• [SET PROBLEM]: Your answer must consist solely of the number of lines that contain the word "height".

---------- THE RECORDS ----------

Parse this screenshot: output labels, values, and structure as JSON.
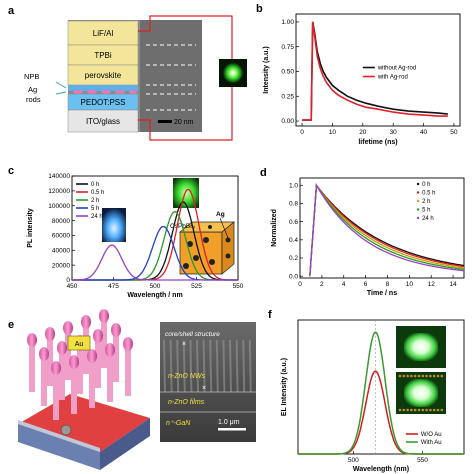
{
  "panels": {
    "a": {
      "tag": "a",
      "layers": [
        "LiF/Al",
        "TPBi",
        "perovskite",
        "PEDOT:PSS",
        "ITO/glass"
      ],
      "side_labels": [
        "NPB",
        "Ag",
        "rods"
      ],
      "scalebar": "20 nm"
    },
    "c_inset": {
      "crystal_label": "CsPbBr₃",
      "particle_label": "Ag"
    },
    "e": {
      "tag": "e",
      "au_label": "Au",
      "sem_labels": [
        "core/shell structure",
        "n-ZnO NWs",
        "n-ZnO films",
        "n⁺-GaN"
      ],
      "scalebar": "1.0 μm",
      "cross_marks": [
        "×",
        "×"
      ]
    }
  },
  "chart_data": [
    {
      "id": "b",
      "tag": "b",
      "type": "line",
      "xlabel": "lifetime (ns)",
      "ylabel": "Intensity (a.u.)",
      "xlim": [
        -2,
        52
      ],
      "ylim": [
        -0.05,
        1.08
      ],
      "xticks": [
        0,
        10,
        20,
        30,
        40,
        50
      ],
      "yticks": [
        0.0,
        0.25,
        0.5,
        0.75,
        1.0
      ],
      "ytick_labels": [
        "0.00",
        "0.25",
        "0.50",
        "0.75",
        "1.00"
      ],
      "legend": "right",
      "series": [
        {
          "name": "without Ag-rod",
          "color": "#111111",
          "x": [
            0,
            3,
            3.5,
            4,
            5,
            6,
            7,
            8,
            10,
            12,
            15,
            18,
            21,
            25,
            30,
            35,
            40,
            45,
            48
          ],
          "y": [
            0.01,
            0.01,
            1.0,
            0.92,
            0.7,
            0.58,
            0.5,
            0.44,
            0.36,
            0.31,
            0.25,
            0.21,
            0.18,
            0.15,
            0.12,
            0.1,
            0.09,
            0.08,
            0.07
          ]
        },
        {
          "name": "with Ag-rod",
          "color": "#e0202a",
          "x": [
            0,
            3,
            3.5,
            4,
            5,
            6,
            7,
            8,
            10,
            12,
            15,
            18,
            21,
            25,
            30,
            35,
            40,
            45,
            48
          ],
          "y": [
            0.01,
            0.01,
            1.0,
            0.89,
            0.65,
            0.53,
            0.45,
            0.39,
            0.31,
            0.26,
            0.21,
            0.17,
            0.14,
            0.12,
            0.09,
            0.07,
            0.06,
            0.05,
            0.05
          ]
        }
      ]
    },
    {
      "id": "c",
      "tag": "c",
      "type": "line",
      "xlabel": "Wavelength / nm",
      "ylabel": "PL intensity",
      "xlim": [
        450,
        550
      ],
      "ylim": [
        0,
        140000
      ],
      "xticks": [
        450,
        475,
        500,
        525,
        550
      ],
      "yticks": [
        0,
        20000,
        40000,
        60000,
        80000,
        100000,
        120000,
        140000
      ],
      "ytick_labels": [
        "0",
        "20000",
        "40000",
        "60000",
        "80000",
        "100000",
        "120000",
        "140000"
      ],
      "legend": "top-left",
      "series": [
        {
          "name": "0 h",
          "color": "#111111",
          "peak": 517,
          "height": 105000,
          "width": 6.5
        },
        {
          "name": "0.5 h",
          "color": "#e02020",
          "peak": 520,
          "height": 122000,
          "width": 6.5
        },
        {
          "name": "2 h",
          "color": "#2a9a2a",
          "peak": 512,
          "height": 92000,
          "width": 6.5
        },
        {
          "name": "5 h",
          "color": "#2040d0",
          "peak": 505,
          "height": 72000,
          "width": 6.5
        },
        {
          "name": "24 h",
          "color": "#9b3fc4",
          "peak": 474,
          "height": 47000,
          "width": 6
        }
      ]
    },
    {
      "id": "d",
      "tag": "d",
      "type": "line",
      "xlabel": "Time / ns",
      "ylabel": "Normalized",
      "xlim": [
        0,
        15
      ],
      "ylim": [
        -0.02,
        1.08
      ],
      "xticks": [
        0,
        2,
        4,
        6,
        8,
        10,
        12,
        14
      ],
      "yticks": [
        0.0,
        0.2,
        0.4,
        0.6,
        0.8,
        1.0
      ],
      "ytick_labels": [
        "0.0",
        "0.2",
        "0.4",
        "0.6",
        "0.8",
        "1.0"
      ],
      "legend": "top-right",
      "series": [
        {
          "name": "0 h",
          "color": "#111111",
          "t0": 1.5,
          "tau": 6.3
        },
        {
          "name": "0.5 h",
          "color": "#e02020",
          "t0": 1.5,
          "tau": 6.0
        },
        {
          "name": "2 h",
          "color": "#c8a000",
          "t0": 1.5,
          "tau": 5.6
        },
        {
          "name": "5 h",
          "color": "#2a9a2a",
          "t0": 1.5,
          "tau": 5.2
        },
        {
          "name": "24 h",
          "color": "#9b3fc4",
          "t0": 1.5,
          "tau": 4.8
        }
      ]
    },
    {
      "id": "f",
      "tag": "f",
      "type": "line",
      "xlabel": "Wavelength (nm)",
      "ylabel": "EL Intensity (a.u.)",
      "xlim": [
        460,
        580
      ],
      "ylim": [
        0,
        1.1
      ],
      "xticks": [
        500,
        550
      ],
      "legend": "bottom-right",
      "series": [
        {
          "name": "W/O Au",
          "color": "#d02020",
          "peak": 516,
          "height": 0.68,
          "width": 7
        },
        {
          "name": "With Au",
          "color": "#3a9a30",
          "peak": 516,
          "height": 1.0,
          "width": 7
        }
      ]
    }
  ]
}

----------

• [REPLY]: 7